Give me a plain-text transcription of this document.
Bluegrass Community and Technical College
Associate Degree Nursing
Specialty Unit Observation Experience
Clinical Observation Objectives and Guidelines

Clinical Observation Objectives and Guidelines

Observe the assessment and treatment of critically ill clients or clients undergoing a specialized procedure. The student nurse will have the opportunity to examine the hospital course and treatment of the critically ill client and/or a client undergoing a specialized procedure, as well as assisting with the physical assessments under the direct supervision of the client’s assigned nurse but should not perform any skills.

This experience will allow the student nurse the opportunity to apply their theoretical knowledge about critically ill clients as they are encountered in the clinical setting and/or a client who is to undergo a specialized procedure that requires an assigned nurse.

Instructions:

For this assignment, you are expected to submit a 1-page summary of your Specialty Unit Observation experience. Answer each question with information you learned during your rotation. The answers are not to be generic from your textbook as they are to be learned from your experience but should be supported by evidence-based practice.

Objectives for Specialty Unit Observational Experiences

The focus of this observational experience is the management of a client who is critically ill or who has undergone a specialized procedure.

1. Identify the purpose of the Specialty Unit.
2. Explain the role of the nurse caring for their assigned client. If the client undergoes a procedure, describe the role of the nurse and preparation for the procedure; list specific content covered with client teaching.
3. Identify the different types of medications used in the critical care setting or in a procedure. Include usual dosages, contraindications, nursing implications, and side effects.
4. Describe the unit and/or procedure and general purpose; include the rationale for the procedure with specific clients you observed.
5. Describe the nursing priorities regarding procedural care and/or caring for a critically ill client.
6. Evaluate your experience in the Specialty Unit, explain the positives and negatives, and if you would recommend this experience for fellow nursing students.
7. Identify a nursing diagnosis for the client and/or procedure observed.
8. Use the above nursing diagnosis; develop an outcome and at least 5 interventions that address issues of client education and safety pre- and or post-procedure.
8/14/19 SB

____

• Set exercise:
Read the data above and pull out each line that holds the string "caring".

• Written answer:
2. Explain the role of the nurse caring for their assigned client. If the client undergoes a procedure, describe the role of the nurse and preparation for the procedure; list specific content covered with client teaching.
5. Describe the nursing priorities regarding procedural care and/or caring for a critically ill client.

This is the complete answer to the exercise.